Source passage START

Keith Breslauer: When investing today ‘Keep your duration short’

The founder of London-based private equity real estate firm Patron Capital warned against long-dated business plans for any real estate not classified as ‘super core’ at the virtual annual INREV conference yesterday.

One of European private equity real estate’s highest profile managers warned against investment plans with long duration while the market is in the grips of the Covid-19-induced economic crisis.

In an interview at the annual conference of sector association, The European Association for Investors in Non-listed Real estate, Keith Breslauer, founder of London-based Patron Capital, said any investments with longer business plans should carry low risk characteristics.

“Keep your duration short because you just never know,” he said. “If you forecast three to four years out, what will the world look like? You simply don’t know.”

Patron Capital is expected to soon hold a final closing for the latest in its opportunity fund series, Patron Capital VI. As previously reported by PERE, the firm had collected €650 million of an €800 million target for the vehicle, €720 million of an anticipated €900 million, including co-investment capital.

Breslauer said the firm had, to date, invested only 1 percent of the capital raised leading into the crisis, but was “looking at a lot of the traditional stuff we were looking at before, only a lot more of it.” Since its inception in 1999, Patron Capital has invested in a variety of non-core and distressed property, operational real estate and via complex capital structures, across asset classes and in credit positions.

Breslauer said any outlays made now would have short investment lifespans. “Owning something very long dated has to be super-core or super-prime. Anything else and you have to time it quick.”

When asked for what he regarded to be today’s best opportunities, however, he pointed towards the listed sector for an answer. “The immediate issues are with capital market effective investments. Public markets have not been kind to real estate.”

Source passage END
Entries provided START

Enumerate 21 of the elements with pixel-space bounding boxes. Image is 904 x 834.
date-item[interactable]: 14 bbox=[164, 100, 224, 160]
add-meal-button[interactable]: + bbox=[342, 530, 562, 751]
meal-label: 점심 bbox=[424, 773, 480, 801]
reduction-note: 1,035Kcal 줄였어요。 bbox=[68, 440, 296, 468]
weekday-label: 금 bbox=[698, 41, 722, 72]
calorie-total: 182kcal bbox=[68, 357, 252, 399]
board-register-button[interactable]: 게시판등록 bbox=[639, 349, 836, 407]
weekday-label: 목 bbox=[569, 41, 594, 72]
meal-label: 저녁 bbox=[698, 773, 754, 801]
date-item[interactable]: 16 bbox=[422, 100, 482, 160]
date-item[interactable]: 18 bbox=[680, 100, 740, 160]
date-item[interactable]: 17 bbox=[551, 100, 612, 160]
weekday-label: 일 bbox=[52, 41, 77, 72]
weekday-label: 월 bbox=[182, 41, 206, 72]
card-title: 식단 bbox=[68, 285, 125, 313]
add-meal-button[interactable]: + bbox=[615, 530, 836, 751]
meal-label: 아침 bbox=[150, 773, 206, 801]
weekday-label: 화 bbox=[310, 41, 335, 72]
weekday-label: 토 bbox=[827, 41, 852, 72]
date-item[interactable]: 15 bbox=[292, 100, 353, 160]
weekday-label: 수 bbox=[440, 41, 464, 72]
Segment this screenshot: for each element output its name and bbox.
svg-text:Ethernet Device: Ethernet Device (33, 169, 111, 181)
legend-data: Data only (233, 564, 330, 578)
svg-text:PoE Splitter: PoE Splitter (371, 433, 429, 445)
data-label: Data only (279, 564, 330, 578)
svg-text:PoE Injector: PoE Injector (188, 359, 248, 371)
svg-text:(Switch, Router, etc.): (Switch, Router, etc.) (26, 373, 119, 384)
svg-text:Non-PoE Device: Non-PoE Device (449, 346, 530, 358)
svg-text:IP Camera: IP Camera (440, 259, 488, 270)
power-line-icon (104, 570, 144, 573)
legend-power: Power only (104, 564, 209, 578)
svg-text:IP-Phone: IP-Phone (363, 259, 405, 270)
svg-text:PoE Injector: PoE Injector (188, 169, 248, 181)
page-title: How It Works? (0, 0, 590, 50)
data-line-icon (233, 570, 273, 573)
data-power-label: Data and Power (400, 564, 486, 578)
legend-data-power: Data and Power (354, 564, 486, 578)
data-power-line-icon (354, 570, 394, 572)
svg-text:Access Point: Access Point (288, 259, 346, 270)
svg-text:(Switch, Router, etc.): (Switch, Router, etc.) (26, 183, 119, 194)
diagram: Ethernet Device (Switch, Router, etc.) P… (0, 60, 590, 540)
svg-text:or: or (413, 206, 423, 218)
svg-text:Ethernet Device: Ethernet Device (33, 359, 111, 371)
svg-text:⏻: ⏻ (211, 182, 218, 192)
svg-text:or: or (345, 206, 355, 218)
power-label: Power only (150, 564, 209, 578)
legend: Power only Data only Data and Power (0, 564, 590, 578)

Entries provided END

**Actions to take**
**1.** Repeat word for word the part of the Patron Capital article that opens with the words containing "One of European" and closes with "low risk characteristics.".
**2.** Can you carry the Patron Capital article on past its last sentence?

**Responses in order**
**1.**
One of European private equity real estate’s highest profile managers warned against investment plans with long duration while the market is in the grips of the Covid-19-induced economic crisis.

In an interview at the annual conference of sector association, The European Association for Investors in Non-listed Real estate, Keith Breslauer, founder of London-based Patron Capital, said any investments with longer business plans should carry low risk characteristics.

**2.**
Breslauer’s view here is shared by various of his private equity real estate peers including Brookfield Asset Management, which has been built up a 9 percent position in the UK REIT British Land, and KKR, which purchased more than 5 percent in London landlord Great Portland Estates, in two examples. “Anything within the public markets space is definitely attractive. The trick is to get something at those prices and to have control positions. That’s not obvious.”

“Owning something very long dated has to be super-core or super-prime. Anything else and you have to time it quick”

Elsewhere, he said retail opportunities could materialize amid current e-commerce headwinds and the Covid-19-induced downturn, but most likely in emerging markets. Referencing recent comments made at another conference by Equity International chairman Sam Zell, he said: “You have to have a culture that’s credit card-based. And you need an established logistics deployment system to deliver goods. If you have neither, then retail is actually not bad if it is well located.”

Converting retail property also made sense in theory to the Patron founder, but he said in practice it would not fit with his view on short-duration investing: “The concept of alternative use was a great idea but a long-dated idea. You have to convince a local council to give you planning permission, then build residential. This summer, new regulations will hopefully accelerate that. But then, that said, it’s difficult to figure out where online shopping will end up.” Meanwhile, Breslauer also reconfirmed a keenness to buy in the residential sector, particular housing classified as “mid-market and affordable.”

Patron’s primary investment strategy, which is focused on Western Europe and comprises 87 percent of invested equity, was generating a gross internal rate of return of 16 percent and 1.56x multiple as of March 31, according to a company presentation in June. Post-global financial crisis, Patron has yielded a 20 percent gross and 1.75x equity multiple, the presentation showed.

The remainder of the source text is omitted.